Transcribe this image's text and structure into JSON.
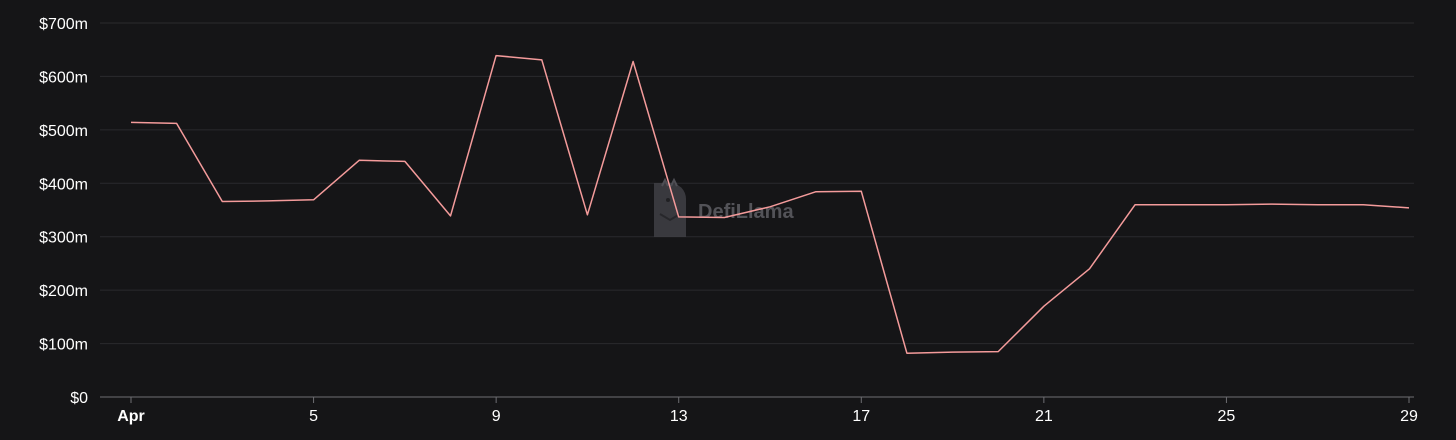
{
  "watermark": {
    "text": "DefiLlama",
    "icon": "llama-logo-icon"
  },
  "colors": {
    "background": "#151517",
    "line": "#f49b9b",
    "grid": "#2a2a2e",
    "text": "#ffffff"
  },
  "chart_data": {
    "type": "line",
    "title": "",
    "xlabel": "",
    "ylabel": "",
    "grid": true,
    "ylim": [
      0,
      700
    ],
    "yticks": [
      0,
      100,
      200,
      300,
      400,
      500,
      600,
      700
    ],
    "ytick_labels": [
      "$0",
      "$100m",
      "$200m",
      "$300m",
      "$400m",
      "$500m",
      "$600m",
      "$700m"
    ],
    "xlim": [
      "Apr 1",
      "Apr 29"
    ],
    "xticks": [
      "Apr 1",
      "Apr 5",
      "Apr 9",
      "Apr 13",
      "Apr 17",
      "Apr 21",
      "Apr 25",
      "Apr 29"
    ],
    "xtick_labels": [
      "Apr",
      "5",
      "9",
      "13",
      "17",
      "21",
      "25",
      "29"
    ],
    "series": [
      {
        "unit": "$m",
        "x": [
          "Apr 1",
          "Apr 2",
          "Apr 3",
          "Apr 4",
          "Apr 5",
          "Apr 6",
          "Apr 7",
          "Apr 8",
          "Apr 9",
          "Apr 10",
          "Apr 11",
          "Apr 12",
          "Apr 13",
          "Apr 14",
          "Apr 15",
          "Apr 16",
          "Apr 17",
          "Apr 18",
          "Apr 19",
          "Apr 20",
          "Apr 21",
          "Apr 22",
          "Apr 23",
          "Apr 24",
          "Apr 25",
          "Apr 26",
          "Apr 27",
          "Apr 28",
          "Apr 29"
        ],
        "values": [
          514,
          512,
          366,
          367,
          369,
          443,
          441,
          339,
          639,
          631,
          341,
          628,
          337,
          336,
          356,
          384,
          385,
          82,
          84,
          85,
          170,
          240,
          360,
          360,
          360,
          361,
          360,
          360,
          354
        ]
      }
    ]
  }
}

*PROBLEM STATEMENT*
Find how many lines hold the string "text", and state that number alone.

*OUTPUT FOR THIS EXERCISE*
3